(Data records)

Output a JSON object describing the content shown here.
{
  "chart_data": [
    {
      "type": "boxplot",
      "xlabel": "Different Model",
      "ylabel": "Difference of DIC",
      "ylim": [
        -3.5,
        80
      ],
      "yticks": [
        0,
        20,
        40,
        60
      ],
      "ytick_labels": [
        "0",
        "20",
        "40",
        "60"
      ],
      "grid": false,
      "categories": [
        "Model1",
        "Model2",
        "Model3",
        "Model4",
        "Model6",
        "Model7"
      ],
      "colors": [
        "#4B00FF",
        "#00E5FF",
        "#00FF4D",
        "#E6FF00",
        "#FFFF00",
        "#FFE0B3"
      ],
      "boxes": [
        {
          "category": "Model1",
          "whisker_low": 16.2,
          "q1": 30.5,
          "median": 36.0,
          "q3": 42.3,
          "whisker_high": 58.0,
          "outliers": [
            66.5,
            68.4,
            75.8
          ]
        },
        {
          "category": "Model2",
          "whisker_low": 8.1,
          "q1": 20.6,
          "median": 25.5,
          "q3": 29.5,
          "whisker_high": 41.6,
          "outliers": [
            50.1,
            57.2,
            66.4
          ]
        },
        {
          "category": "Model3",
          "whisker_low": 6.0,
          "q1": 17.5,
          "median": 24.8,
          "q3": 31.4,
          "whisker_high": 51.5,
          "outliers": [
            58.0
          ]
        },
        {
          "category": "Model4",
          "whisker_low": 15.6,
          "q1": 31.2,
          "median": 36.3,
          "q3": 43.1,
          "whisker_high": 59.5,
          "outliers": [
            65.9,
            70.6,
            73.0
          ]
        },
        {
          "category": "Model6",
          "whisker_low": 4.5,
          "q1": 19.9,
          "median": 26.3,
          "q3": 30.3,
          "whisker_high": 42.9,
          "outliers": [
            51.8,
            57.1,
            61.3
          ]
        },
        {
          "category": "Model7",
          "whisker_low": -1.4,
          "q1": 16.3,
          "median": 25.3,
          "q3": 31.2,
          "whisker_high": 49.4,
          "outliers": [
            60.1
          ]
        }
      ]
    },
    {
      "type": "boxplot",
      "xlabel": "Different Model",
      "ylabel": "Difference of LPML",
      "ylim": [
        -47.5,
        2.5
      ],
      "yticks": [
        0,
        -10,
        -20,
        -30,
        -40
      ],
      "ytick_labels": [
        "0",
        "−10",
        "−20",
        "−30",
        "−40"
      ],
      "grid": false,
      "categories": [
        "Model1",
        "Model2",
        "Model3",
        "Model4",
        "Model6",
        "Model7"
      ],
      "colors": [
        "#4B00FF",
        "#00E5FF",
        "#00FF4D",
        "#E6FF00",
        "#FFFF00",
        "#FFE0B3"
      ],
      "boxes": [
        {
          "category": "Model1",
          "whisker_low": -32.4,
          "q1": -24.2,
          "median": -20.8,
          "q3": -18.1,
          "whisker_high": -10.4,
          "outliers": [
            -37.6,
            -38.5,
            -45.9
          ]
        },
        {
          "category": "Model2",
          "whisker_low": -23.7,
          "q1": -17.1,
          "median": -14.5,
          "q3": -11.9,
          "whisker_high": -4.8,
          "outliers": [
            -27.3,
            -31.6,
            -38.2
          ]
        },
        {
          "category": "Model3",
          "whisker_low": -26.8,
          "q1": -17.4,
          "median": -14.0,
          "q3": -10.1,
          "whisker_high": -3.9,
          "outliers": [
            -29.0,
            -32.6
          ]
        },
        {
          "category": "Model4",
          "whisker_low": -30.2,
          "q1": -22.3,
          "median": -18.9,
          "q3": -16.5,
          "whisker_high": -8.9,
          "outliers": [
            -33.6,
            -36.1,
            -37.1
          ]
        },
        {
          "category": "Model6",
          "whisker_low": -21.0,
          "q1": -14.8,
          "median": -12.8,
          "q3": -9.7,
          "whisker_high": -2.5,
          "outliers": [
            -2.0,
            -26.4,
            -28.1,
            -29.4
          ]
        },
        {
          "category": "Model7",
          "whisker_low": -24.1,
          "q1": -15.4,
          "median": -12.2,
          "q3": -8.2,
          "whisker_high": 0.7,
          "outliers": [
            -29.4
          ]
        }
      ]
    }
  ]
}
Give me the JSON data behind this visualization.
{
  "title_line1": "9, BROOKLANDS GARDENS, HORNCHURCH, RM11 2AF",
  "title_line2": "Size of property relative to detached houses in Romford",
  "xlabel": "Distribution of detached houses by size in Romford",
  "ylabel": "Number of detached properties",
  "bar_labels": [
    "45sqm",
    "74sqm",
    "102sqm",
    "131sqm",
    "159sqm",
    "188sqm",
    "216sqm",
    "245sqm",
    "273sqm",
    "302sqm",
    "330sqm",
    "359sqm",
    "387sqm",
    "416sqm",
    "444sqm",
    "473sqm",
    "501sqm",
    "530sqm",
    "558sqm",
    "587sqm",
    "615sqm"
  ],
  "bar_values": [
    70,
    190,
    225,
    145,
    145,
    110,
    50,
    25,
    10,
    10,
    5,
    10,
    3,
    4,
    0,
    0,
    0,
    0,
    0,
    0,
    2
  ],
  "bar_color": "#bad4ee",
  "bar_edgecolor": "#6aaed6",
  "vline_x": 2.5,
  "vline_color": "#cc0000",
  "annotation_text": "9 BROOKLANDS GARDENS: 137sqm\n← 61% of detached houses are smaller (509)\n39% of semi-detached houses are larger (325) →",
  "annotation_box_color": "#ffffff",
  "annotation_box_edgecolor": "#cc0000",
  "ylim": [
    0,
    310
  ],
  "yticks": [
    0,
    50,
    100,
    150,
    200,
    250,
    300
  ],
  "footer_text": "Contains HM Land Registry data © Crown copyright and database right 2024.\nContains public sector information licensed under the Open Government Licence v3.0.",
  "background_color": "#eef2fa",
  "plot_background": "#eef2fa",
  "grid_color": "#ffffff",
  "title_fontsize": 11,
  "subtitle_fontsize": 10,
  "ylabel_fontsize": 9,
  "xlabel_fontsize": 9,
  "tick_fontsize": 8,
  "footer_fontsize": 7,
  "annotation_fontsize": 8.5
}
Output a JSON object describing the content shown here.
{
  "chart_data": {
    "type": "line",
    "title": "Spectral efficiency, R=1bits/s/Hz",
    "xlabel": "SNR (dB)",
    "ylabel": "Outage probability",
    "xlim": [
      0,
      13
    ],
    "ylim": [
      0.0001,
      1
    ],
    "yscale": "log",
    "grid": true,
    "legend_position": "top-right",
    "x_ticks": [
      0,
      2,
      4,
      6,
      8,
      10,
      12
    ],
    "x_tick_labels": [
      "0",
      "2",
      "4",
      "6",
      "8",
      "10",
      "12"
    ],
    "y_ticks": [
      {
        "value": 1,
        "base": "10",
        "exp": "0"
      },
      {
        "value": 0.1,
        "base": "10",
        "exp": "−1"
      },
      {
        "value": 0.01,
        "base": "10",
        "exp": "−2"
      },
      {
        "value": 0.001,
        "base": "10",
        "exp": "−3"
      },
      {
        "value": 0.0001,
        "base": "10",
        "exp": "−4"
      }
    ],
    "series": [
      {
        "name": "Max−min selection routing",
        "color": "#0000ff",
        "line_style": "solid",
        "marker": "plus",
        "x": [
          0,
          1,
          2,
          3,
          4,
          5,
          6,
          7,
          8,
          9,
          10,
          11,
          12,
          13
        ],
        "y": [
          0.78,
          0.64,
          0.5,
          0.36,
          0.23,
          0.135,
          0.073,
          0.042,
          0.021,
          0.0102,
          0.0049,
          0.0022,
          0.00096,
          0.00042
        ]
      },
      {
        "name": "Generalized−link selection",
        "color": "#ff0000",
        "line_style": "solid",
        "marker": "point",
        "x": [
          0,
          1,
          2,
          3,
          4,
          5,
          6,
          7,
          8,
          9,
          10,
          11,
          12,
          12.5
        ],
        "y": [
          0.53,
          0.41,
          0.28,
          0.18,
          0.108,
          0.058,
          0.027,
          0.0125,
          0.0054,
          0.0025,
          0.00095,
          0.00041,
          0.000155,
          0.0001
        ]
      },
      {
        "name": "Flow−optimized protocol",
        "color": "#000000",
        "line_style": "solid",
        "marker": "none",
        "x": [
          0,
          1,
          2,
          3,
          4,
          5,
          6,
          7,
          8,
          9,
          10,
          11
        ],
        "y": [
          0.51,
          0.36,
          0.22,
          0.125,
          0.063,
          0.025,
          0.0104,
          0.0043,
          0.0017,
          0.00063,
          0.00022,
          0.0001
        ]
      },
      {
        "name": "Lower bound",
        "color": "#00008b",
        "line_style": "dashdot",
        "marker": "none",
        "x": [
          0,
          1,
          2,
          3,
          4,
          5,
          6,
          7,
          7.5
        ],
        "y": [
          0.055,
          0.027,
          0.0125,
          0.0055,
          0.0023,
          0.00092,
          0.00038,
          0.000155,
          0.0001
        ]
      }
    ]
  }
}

● Exercise
Locate the word "right" in the records above, and return each line that has it.

● Task result
  "footer_text": "Contains HM Land Registry data © Crown copyright and database right 2024.\nContains public sector information licensed under the Open Government Licence v3.0.",
    "legend_position": "top-right",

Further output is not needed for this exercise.